**WRITTEN EXERCISE A:** In the records, repeat verbatim the lines that begin with the one containing "camera-icon[interactable] <box>256 262" and end with the one containing "side-heading-line-1: Úf <box>327", including both of those lines.

**EXCERPT PROVIDED:**
------------------------------------------------

“Time is money,” as the adage goes. There couldn’t be a truer statement when it comes to options trading.
Since options have an expiration date, most people associate strategic timing with options trading. It makes sense – managing your time to expiration is arguably one of the most important components of making a successful options play.
After all, once an option expires, so do your chances of making money… or making more money.
According to my proprietary research, which has helped my readers reap profits in my Automatic Trading Millionaire service and informs my latest work in Trade of the Day, timing really can be crucial…
And this time, I’m not referring to decay or expiration date. I’m talking about the actual times of day that you should and shouldn’t trade options.
The worst time to trade options is between 9:30 a.m. (market open) and 9:50 a.m. ET. If you want to get less for the options you are trying to sell, then trade between those times. Between 9:30 and 9:50 in the morning, stocks trade at their most unpredictable levels of the day. Of course, if you know what you are doing and can shoulder the risk and anxiety of a less liquid market, trading at the open can get you some great fills too. It’s not for the average investor though.

------------------------------------------------

**WRITTEN EXERCISE B:** Write the next part of the article on when to trade options, beginning right after its final sentence.

**Records excerpted from a collection:**
------------------------------------------------

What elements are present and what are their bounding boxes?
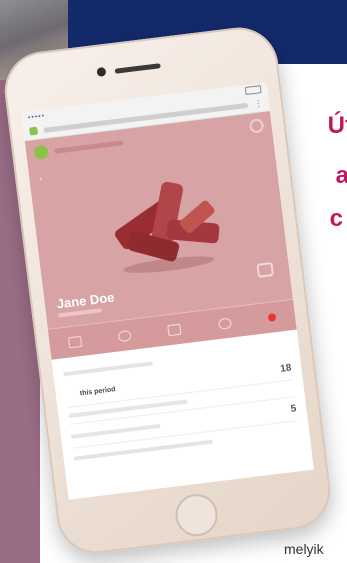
camera-icon[interactable] <box>256 262 275 278</box>
list-item-value: 5 <box>290 403 298 415</box>
phone-screen: ••••• ⋮ ‹ Jane Doe this period 18 5 <box>21 82 314 500</box>
signal-icon: ••••• <box>27 112 46 122</box>
back-icon[interactable]: ‹ <box>39 173 43 183</box>
side-heading-line-1: Úf <box>327 112 347 139</box>
more-icon[interactable]: ⋮ <box>253 98 263 110</box>
footer-text: melyik <box>284 541 324 557</box>
list-item-value: 18 <box>279 362 293 375</box>
notification-dot-icon[interactable] <box>267 312 277 322</box>
settings-icon[interactable] <box>248 118 265 134</box>
profile-hero: ‹ Jane Doe <box>24 111 297 360</box>
battery-icon <box>244 85 262 96</box>
brand-logo-icon <box>33 144 50 161</box>
message-icon[interactable] <box>167 323 182 336</box>
front-camera <box>96 66 107 77</box>
phone-mockup: ••••• ⋮ ‹ Jane Doe this period 18 5 <box>0 23 335 558</box>
chat-icon[interactable] <box>117 329 132 342</box>
home-button[interactable] <box>173 491 220 539</box>
phone-icon[interactable] <box>217 317 232 330</box>
brand-name <box>53 139 124 154</box>
favicon-icon <box>29 126 39 136</box>
home-icon[interactable] <box>67 335 82 348</box>
placeholder-line <box>70 423 161 439</box>
lipstick-image <box>115 181 220 273</box>
list-item-label: this period <box>79 386 116 398</box>
side-heading-line-3: c <box>329 205 343 232</box>
profile-name: Jane Doe <box>55 289 116 312</box>
earpiece-speaker <box>114 63 161 74</box>
side-heading-line-2: a <box>335 162 347 189</box>
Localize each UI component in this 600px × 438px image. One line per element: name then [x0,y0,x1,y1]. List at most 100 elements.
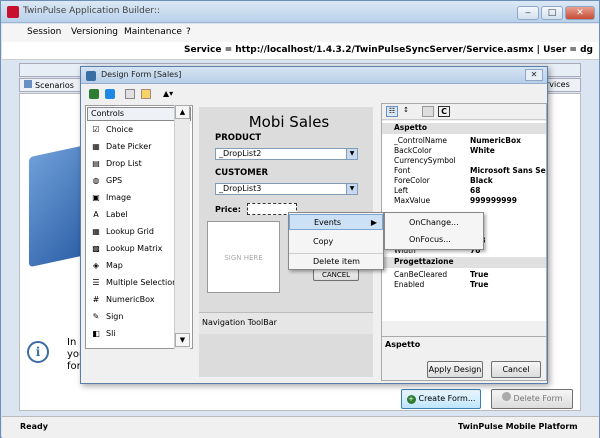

------------------------------------------------

**EXPECTED ANSWER A:**
camera-icon[interactable] <box>256 262 275 278</box>
list-item-value: 5 <box>290 403 298 415</box>
phone-screen: ••••• ⋮ ‹ Jane Doe this period 18 5 <box>21 82 314 500</box>
signal-icon: ••••• <box>27 112 46 122</box>
back-icon[interactable]: ‹ <box>39 173 43 183</box>
side-heading-line-1: Úf <box>327 112 347 139</box>

**EXPECTED ANSWER B:**
If you haven’t noticed this yourself, then you should spend a couple of mornings studying it. Aside from some aberrations, the normal trading patterns go something like this…
Before 9:30 a.m.: Stocks react to overnight news, earnings results, geopolitical headlines and market pundits in the hours and minutes leading up to the open.
Just after 9:30 a.m.: Then, stocks open with a ton of investors making bets driven by news and nothing else. This is impulse buying and selling.
Sure, you may want to exit a position after bad news or enter a position after good news – but everyone else is thinking the same way.
It’s like a herd of elephants trying to squeeze through a french door: not pretty.
The market makers – those in charge of setting prices based on supply, demand and experience – are well aware of this. If they see a ton of buying, the price will go up quickly – maybe even before the market opens. If they see a ton of selling, they will do the opposite and drop prices sharply.
If that’s a look at the stock market from the inside, you can imagine what the options market is like…
It’s a market where prices are derived from the underlying stock price, but the options trade on leverage. (Think of options as stocks on steroids.) If a stock moves up a couple of percentage points at market open, the option may move up 10%.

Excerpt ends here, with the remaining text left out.